◆ Work required: Work out how many lines contain "BINANCE". Reply with the count alone.

(Records excerpted from a collection)
* * *
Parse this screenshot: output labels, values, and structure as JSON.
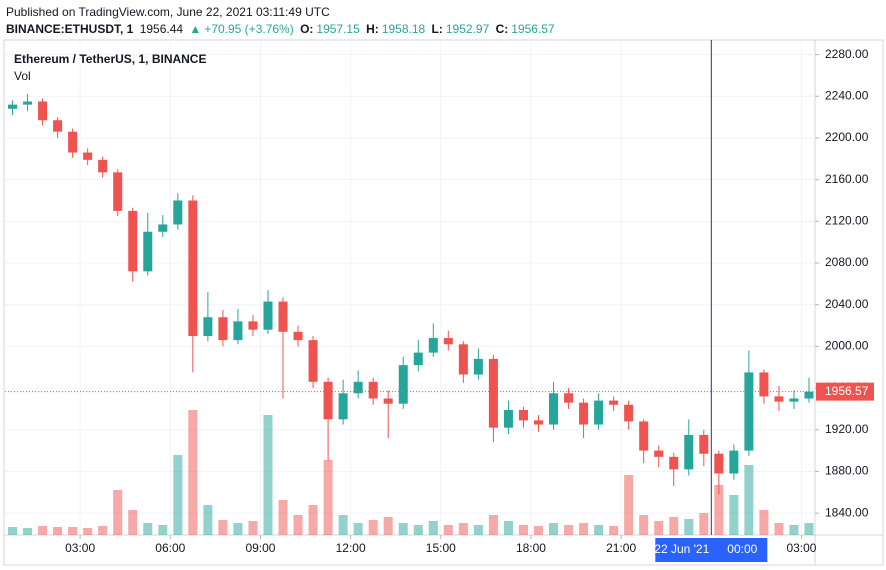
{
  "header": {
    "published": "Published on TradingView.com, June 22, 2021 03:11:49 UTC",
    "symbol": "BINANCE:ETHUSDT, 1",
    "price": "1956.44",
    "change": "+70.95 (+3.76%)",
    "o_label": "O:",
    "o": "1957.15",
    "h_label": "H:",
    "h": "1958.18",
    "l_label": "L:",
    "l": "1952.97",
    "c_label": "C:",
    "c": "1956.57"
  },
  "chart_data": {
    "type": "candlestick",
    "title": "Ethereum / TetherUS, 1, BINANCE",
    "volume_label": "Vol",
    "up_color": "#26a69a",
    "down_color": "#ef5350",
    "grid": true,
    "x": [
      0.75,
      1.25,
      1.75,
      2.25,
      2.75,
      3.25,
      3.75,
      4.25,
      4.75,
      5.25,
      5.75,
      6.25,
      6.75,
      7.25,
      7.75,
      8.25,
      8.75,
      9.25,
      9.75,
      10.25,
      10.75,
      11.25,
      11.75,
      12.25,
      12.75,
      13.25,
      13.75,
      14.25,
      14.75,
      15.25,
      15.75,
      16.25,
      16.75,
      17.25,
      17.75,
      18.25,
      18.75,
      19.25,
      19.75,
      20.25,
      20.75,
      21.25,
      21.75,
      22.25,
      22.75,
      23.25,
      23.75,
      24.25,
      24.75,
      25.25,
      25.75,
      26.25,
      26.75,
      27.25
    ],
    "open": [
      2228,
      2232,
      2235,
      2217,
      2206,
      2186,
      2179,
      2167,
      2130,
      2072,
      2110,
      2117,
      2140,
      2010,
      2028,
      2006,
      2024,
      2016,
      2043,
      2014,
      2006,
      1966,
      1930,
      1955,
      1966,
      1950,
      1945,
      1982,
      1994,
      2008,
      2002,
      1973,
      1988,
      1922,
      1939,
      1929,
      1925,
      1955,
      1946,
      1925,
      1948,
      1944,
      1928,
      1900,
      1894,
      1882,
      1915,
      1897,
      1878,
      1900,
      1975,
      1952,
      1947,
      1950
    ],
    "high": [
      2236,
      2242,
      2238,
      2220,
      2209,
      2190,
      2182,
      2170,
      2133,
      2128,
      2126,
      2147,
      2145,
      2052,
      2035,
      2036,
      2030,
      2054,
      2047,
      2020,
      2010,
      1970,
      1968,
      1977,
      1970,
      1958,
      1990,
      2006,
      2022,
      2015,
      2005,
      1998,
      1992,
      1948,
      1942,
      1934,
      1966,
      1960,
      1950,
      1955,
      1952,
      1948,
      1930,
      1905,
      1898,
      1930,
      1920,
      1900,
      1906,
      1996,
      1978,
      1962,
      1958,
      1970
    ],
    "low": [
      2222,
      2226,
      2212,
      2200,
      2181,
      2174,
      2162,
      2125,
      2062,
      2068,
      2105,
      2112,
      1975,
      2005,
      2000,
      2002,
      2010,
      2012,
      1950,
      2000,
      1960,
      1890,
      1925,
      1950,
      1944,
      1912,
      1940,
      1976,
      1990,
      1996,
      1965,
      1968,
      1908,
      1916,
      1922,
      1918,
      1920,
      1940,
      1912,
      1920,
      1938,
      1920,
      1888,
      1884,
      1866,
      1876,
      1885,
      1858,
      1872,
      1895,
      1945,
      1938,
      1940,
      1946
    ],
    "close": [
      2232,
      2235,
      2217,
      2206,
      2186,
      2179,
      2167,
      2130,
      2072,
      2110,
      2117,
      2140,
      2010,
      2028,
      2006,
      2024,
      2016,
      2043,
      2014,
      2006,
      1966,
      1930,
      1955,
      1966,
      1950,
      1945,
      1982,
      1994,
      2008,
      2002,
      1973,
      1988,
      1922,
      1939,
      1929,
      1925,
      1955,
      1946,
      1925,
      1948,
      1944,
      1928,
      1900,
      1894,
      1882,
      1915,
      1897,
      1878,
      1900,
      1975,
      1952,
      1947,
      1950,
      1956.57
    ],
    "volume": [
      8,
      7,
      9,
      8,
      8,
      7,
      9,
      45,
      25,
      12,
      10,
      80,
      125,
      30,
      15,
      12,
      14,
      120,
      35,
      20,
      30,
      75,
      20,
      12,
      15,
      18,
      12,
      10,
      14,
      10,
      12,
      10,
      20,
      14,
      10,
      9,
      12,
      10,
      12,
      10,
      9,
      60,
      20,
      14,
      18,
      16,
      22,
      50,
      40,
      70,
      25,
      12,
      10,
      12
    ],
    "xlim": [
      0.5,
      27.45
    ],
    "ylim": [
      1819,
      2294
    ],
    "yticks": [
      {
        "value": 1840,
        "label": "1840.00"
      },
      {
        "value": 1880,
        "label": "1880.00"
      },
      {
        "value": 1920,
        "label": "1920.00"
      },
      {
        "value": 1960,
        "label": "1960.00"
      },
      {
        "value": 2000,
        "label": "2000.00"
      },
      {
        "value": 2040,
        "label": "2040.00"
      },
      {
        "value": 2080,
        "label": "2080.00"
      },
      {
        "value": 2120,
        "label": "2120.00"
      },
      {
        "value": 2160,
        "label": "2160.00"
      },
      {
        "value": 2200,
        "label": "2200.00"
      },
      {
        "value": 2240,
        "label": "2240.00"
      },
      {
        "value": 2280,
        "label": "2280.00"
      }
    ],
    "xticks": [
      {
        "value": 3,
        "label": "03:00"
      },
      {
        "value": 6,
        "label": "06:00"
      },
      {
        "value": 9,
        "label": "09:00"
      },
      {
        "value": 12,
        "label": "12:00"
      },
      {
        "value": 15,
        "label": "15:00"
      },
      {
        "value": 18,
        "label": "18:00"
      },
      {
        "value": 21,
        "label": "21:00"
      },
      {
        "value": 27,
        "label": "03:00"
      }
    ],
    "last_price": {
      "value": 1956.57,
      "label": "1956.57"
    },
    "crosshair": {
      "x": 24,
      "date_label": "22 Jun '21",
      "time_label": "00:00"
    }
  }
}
* * *
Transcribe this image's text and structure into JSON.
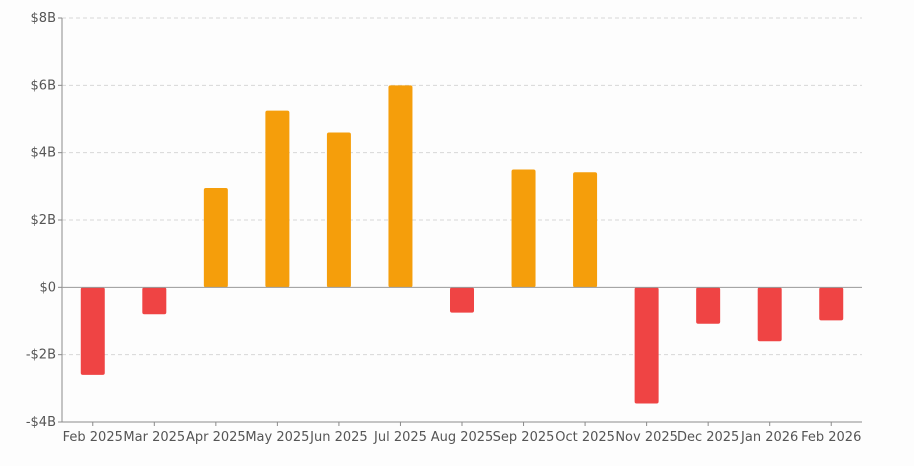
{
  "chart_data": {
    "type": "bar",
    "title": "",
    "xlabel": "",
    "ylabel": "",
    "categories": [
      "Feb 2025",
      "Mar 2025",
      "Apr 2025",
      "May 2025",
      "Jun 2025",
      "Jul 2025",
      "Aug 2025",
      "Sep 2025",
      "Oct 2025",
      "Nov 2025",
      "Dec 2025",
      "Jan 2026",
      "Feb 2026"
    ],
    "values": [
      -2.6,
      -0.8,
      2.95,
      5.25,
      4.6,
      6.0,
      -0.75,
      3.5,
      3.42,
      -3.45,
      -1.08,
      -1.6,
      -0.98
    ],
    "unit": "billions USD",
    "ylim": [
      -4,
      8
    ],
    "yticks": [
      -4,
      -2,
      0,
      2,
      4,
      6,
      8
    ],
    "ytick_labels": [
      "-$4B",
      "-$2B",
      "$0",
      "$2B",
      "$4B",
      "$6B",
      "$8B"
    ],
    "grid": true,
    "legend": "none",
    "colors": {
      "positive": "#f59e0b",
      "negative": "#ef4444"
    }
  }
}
* * *
◆ Exercise response: 2